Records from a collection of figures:
========
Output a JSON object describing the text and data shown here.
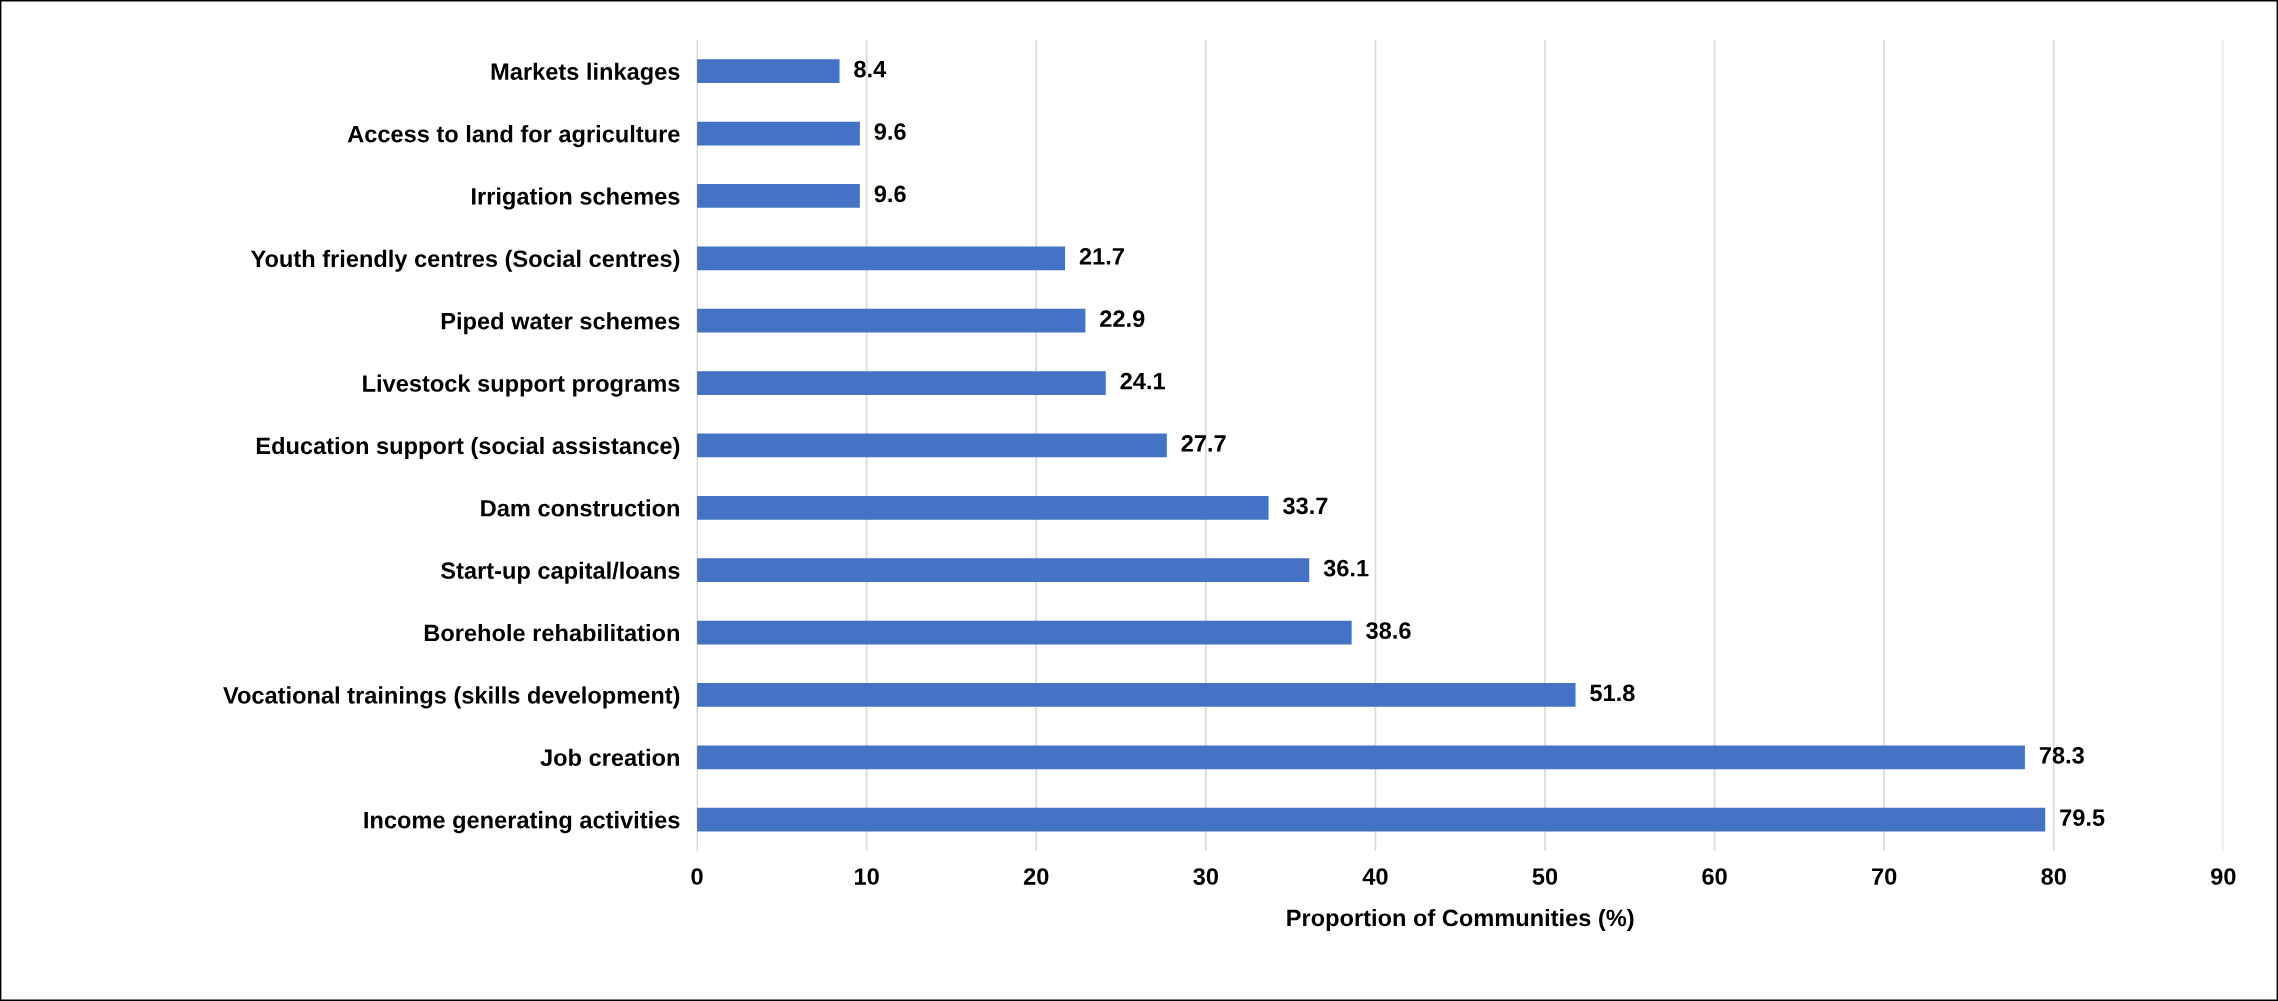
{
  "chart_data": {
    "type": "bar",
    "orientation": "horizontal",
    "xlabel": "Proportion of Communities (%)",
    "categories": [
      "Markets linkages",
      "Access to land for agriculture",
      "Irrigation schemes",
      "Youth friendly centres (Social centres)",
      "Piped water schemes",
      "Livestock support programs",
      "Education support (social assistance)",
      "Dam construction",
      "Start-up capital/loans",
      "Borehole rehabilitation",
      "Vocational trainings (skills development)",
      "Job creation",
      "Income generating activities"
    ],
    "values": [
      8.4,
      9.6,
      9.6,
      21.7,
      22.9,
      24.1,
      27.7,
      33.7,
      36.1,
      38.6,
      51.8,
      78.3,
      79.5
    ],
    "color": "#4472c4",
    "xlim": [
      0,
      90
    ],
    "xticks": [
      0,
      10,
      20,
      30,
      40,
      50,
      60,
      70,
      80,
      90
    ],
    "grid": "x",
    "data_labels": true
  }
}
========
Exercise prompt ▸
Give only the number of lines that include the word "schemes".

Output of the exercise ▸
2